▶ The problem:
Can you rewrite the lines below as a JSON list of strings, with one string per line? Skip blank lines and leave the pictures out of the answer.

Excerpts from a layout annotation set:
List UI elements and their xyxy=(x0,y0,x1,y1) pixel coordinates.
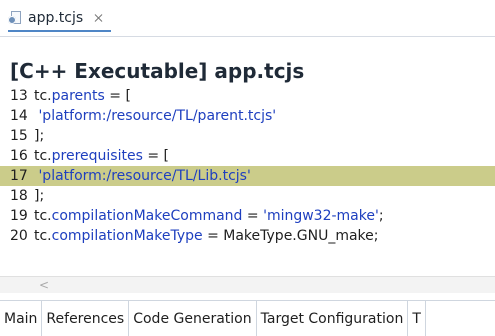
horizontal-scrollbar[interactable]: < xyxy=(0,276,495,293)
code-line[interactable]: 16 tc.prerequisites = [ xyxy=(0,146,495,166)
editor-window: app.tcjs [C++ Executable] app.tcjs 13 tc.… xyxy=(0,0,495,336)
code-token: tc. xyxy=(34,88,52,104)
line-number: 17 xyxy=(10,168,28,184)
code-token: tc. xyxy=(34,148,52,164)
line-number: 14 xyxy=(10,108,28,124)
code-token: = [ xyxy=(104,88,131,104)
code-token: tc. xyxy=(34,208,52,224)
code-token: ]; xyxy=(34,188,45,204)
code-line[interactable]: 18]; xyxy=(0,186,495,206)
code-token: compilationMakeCommand xyxy=(51,208,243,224)
line-number: 18 xyxy=(10,188,28,204)
code-token: 'platform:/resource/TL/Lib.tcjs' xyxy=(38,168,251,184)
line-number: 15 xyxy=(10,128,28,144)
gear-icon xyxy=(8,16,16,24)
code-line[interactable]: 19 tc.compilationMakeCommand = 'mingw32-m… xyxy=(0,206,495,226)
code-line[interactable]: 13 tc.parents = [ xyxy=(0,86,495,106)
code-token: 'mingw32-make' xyxy=(263,208,379,224)
code-line[interactable]: 20 tc.compilationMakeType = MakeType.GNU_… xyxy=(0,226,495,246)
code-token: prerequisites xyxy=(51,148,143,164)
close-icon[interactable] xyxy=(93,12,105,24)
page-title: [C++ Executable] app.tcjs xyxy=(10,59,305,83)
code-line[interactable]: 15]; xyxy=(0,126,495,146)
line-number: 16 xyxy=(10,148,28,164)
line-number: 19 xyxy=(10,208,28,224)
editor-tab-bar: app.tcjs xyxy=(0,0,495,37)
code-token: = [ xyxy=(142,148,169,164)
tab-t[interactable]: T xyxy=(408,301,426,336)
editor-tab-app-tcjs[interactable]: app.tcjs xyxy=(8,6,112,32)
scroll-left-icon[interactable]: < xyxy=(38,279,50,291)
code-token: ; xyxy=(378,208,384,224)
bottom-tab-bar: Main References Code Generation Target Conf… xyxy=(0,300,495,336)
tab-code-generation[interactable]: Code Generation xyxy=(129,301,257,336)
tcjs-file-icon xyxy=(8,10,24,26)
tab-target-configuration[interactable]: Target Configuration xyxy=(256,301,409,336)
code-token: ]; xyxy=(34,128,45,144)
code-line[interactable]: 14 'platform:/resource/TL/parent.tcjs' xyxy=(0,106,495,126)
line-number: 20 xyxy=(10,228,28,244)
editor-tab-title: app.tcjs xyxy=(28,10,84,26)
code-token: compilationMakeType xyxy=(51,228,203,244)
code-line[interactable]: 17 'platform:/resource/TL/Lib.tcjs' xyxy=(0,166,495,186)
line-number: 13 xyxy=(10,88,28,104)
code-editor[interactable]: 13 tc.parents = [14 'platform:/resource/T… xyxy=(0,86,495,272)
tab-references[interactable]: References xyxy=(42,301,130,336)
tab-main[interactable]: Main xyxy=(0,301,43,336)
code-token: = xyxy=(242,208,264,224)
code-token: parents xyxy=(51,88,105,104)
code-token: 'platform:/resource/TL/parent.tcjs' xyxy=(38,108,277,124)
code-token: = MakeType.GNU_make; xyxy=(202,228,379,244)
code-token: tc. xyxy=(34,228,52,244)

▶ Written reply:
[
  "List UI elements and their xyxy=(x0,y0,x1,y1) pixel coordinates.",
  "horizontal-scrollbar[interactable]: < xyxy=(0,276,495,293)",
  "code-line[interactable]: 16 tc.prerequisites = [ xyxy=(0,146,495,166)",
  "editor-window: app.tcjs [C++ Executable] app.tcjs 13 tc.… xyxy=(0,0,495,336)",
  "code-token: tc. xyxy=(34,88,52,104)",
  "line-number: 17 xyxy=(10,168,28,184)",
  "code-token: tc. xyxy=(34,148,52,164)",
  "line-number: 14 xyxy=(10,108,28,124)",
  "code-token: = [ xyxy=(104,88,131,104)",
  "code-token: tc. xyxy=(34,208,52,224)",
  "code-token: ]; xyxy=(34,188,45,204)",
  "code-line[interactable]: 18]; xyxy=(0,186,495,206)",
  "code-token: compilationMakeCommand xyxy=(51,208,243,224)",
  "line-number: 18 xyxy=(10,188,28,204)",
  "code-token: 'platform:/resource/TL/Lib.tcjs' xyxy=(38,168,251,184)",
  "line-number: 15 xyxy=(10,128,28,144)",
  "gear-icon xyxy=(8,16,16,24)",
  "code-line[interactable]: 19 tc.compilationMakeCommand = 'mingw32-m… xyxy=(0,206,495,226)",
  "code-line[interactable]: 13 tc.parents = [ xyxy=(0,86,495,106)",
  "code-token: 'mingw32-make' xyxy=(263,208,379,224)",
  "code-line[interactable]: 20 tc.compilationMakeType = MakeType.GNU_… xyxy=(0,226,495,246)",
  "code-token: prerequisites xyxy=(51,148,143,164)",
  "close-icon[interactable] xyxy=(93,12,105,24)",
  "page-title: [C++ Executable] app.tcjs xyxy=(10,59,305,83)",
  "code-line[interactable]: 15]; xyxy=(0,126,495,146)",
  "line-number: 16 xyxy=(10,148,28,164)",
  "line-number: 19 xyxy=(10,208,28,224)",
  "editor-tab-bar: app.tcjs xyxy=(0,0,495,37)",
  "code-token: = [ xyxy=(142,148,169,164)",
  "tab-t[interactable]: T xyxy=(408,301,426,336)",
  "editor-tab-app-tcjs[interactable]: app.tcjs xyxy=(8,6,112,32)",
  "scroll-left-icon[interactable]: < xyxy=(38,279,50,291)",
  "code-token: ; xyxy=(378,208,384,224)",
  "bottom-tab-bar: Main References Code Generation Target Conf… xyxy=(0,300,495,336)",
  "tab-code-generation[interactable]: Code Generation xyxy=(129,301,257,336)",
  "tcjs-file-icon xyxy=(8,10,24,26)",
  "tab-target-configuration[interactable]: Target Configuration xyxy=(256,301,409,336)",
  "code-token: ]; xyxy=(34,128,45,144)",
  "code-line[interactable]: 14 'platform:/resource/TL/parent.tcjs' xyxy=(0,106,495,126)",
  "line-number: 20 xyxy=(10,228,28,244)",
  "editor-tab-title: app.tcjs xyxy=(28,10,84,26)",
  "code-token: compilationMakeType xyxy=(51,228,203,244)",
  "code-line[interactable]: 17 'platform:/resource/TL/Lib.tcjs' xyxy=(0,166,495,186)",
  "line-number: 13 xyxy=(10,88,28,104)",
  "code-editor[interactable]: 13 tc.parents = [14 'platform:/resource/T… xyxy=(0,86,495,272)",
  "tab-references[interactable]: References xyxy=(42,301,130,336)",
  "tab-main[interactable]: Main xyxy=(0,301,43,336)",
  "code-token: = xyxy=(242,208,264,224)",
  "code-token: parents xyxy=(51,88,105,104)",
  "code-token: 'platform:/resource/TL/parent.tcjs' xyxy=(38,108,277,124)",
  "code-token: = MakeType.GNU_make; xyxy=(202,228,379,244)",
  "code-token: tc. xyxy=(34,228,52,244)"
]